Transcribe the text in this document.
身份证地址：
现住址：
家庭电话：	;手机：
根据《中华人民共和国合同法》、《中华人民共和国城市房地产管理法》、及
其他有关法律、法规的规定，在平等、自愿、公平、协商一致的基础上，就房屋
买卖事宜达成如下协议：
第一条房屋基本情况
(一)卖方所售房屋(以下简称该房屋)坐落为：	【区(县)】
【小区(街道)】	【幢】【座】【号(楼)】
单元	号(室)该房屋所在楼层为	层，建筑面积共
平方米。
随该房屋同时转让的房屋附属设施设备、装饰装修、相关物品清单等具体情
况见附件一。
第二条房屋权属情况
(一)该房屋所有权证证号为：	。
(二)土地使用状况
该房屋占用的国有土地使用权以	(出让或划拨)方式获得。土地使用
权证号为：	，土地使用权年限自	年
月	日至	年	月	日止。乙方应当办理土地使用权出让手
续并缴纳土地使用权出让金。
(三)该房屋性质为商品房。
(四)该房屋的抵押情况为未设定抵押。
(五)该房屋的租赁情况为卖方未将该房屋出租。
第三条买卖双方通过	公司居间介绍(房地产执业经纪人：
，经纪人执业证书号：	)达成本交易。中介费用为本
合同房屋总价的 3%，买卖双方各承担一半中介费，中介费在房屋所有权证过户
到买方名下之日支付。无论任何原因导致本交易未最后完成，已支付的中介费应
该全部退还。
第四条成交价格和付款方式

...

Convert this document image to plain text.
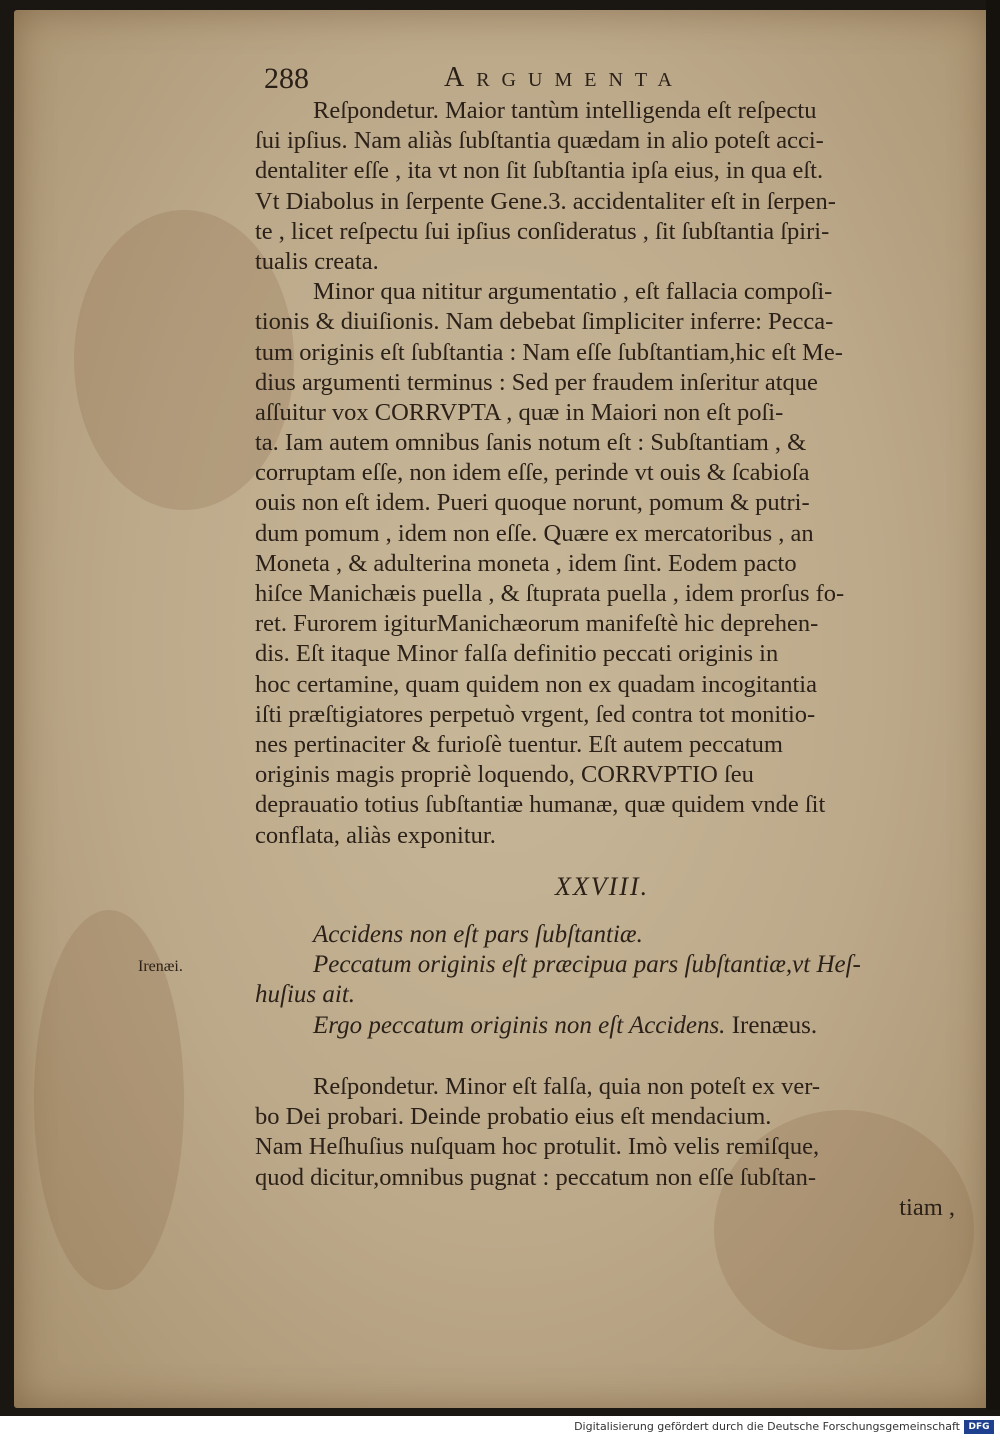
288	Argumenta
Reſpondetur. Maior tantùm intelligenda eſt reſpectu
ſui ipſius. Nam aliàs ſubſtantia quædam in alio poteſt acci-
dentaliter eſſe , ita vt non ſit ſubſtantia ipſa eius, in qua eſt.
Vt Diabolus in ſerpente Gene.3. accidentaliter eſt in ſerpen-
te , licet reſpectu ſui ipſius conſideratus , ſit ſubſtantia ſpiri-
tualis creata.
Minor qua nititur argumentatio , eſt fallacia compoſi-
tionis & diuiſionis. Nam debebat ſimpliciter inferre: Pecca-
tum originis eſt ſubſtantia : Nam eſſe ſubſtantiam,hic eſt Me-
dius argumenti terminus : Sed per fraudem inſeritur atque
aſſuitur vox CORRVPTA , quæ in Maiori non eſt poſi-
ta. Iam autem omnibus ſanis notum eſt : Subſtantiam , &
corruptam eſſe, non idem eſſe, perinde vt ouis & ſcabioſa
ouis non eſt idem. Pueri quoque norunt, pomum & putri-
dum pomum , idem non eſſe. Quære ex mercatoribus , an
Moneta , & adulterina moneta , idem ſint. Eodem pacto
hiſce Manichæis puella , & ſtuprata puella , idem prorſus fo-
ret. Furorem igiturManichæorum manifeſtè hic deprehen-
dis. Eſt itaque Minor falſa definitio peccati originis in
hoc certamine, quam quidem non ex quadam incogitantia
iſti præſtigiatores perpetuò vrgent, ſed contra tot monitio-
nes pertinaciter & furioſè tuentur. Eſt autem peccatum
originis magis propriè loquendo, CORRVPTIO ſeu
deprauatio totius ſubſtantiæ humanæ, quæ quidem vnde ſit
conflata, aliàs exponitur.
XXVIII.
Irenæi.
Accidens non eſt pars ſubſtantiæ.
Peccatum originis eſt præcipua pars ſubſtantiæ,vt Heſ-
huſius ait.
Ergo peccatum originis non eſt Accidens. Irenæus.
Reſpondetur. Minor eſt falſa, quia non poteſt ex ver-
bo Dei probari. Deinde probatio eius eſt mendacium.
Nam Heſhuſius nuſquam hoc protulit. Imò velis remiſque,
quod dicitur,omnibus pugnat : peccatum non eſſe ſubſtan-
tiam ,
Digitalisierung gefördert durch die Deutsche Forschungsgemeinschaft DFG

==

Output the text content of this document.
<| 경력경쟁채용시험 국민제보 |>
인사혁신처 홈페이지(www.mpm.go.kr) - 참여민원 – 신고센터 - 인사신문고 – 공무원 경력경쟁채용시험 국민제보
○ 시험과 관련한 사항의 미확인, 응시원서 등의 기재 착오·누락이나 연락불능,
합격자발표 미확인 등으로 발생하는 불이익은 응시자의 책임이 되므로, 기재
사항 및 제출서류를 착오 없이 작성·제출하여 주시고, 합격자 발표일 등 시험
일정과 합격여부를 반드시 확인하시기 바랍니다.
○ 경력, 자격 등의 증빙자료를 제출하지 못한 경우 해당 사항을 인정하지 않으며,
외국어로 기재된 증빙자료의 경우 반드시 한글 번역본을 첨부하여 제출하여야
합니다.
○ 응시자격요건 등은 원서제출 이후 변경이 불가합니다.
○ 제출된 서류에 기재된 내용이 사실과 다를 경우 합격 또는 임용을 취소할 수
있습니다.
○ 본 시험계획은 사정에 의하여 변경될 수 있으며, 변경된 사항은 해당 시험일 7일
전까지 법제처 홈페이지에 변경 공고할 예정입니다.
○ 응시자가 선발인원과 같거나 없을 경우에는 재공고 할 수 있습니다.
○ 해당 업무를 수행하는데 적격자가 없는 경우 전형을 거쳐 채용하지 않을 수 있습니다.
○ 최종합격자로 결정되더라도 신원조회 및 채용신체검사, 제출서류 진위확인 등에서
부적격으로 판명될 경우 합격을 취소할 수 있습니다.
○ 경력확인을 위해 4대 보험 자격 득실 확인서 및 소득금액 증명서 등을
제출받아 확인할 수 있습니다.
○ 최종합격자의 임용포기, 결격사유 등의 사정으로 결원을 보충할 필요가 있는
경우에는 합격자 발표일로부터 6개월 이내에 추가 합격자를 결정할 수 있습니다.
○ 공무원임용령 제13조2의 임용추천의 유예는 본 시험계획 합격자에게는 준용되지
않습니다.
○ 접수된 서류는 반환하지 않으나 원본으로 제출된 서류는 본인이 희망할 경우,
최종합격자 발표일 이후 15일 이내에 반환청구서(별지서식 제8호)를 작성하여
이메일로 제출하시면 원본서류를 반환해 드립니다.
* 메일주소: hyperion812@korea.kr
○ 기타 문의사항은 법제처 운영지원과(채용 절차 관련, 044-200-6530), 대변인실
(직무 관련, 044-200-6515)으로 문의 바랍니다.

## THE TASK
Show the lines of the records that contain the word "quidem".

## SOLUTION FOR THIS EXERCISE
hoc certamine, quam quidem non ex quadam incogitantia
deprauatio totius ſubſtantiæ humanæ, quæ quidem vnde ſit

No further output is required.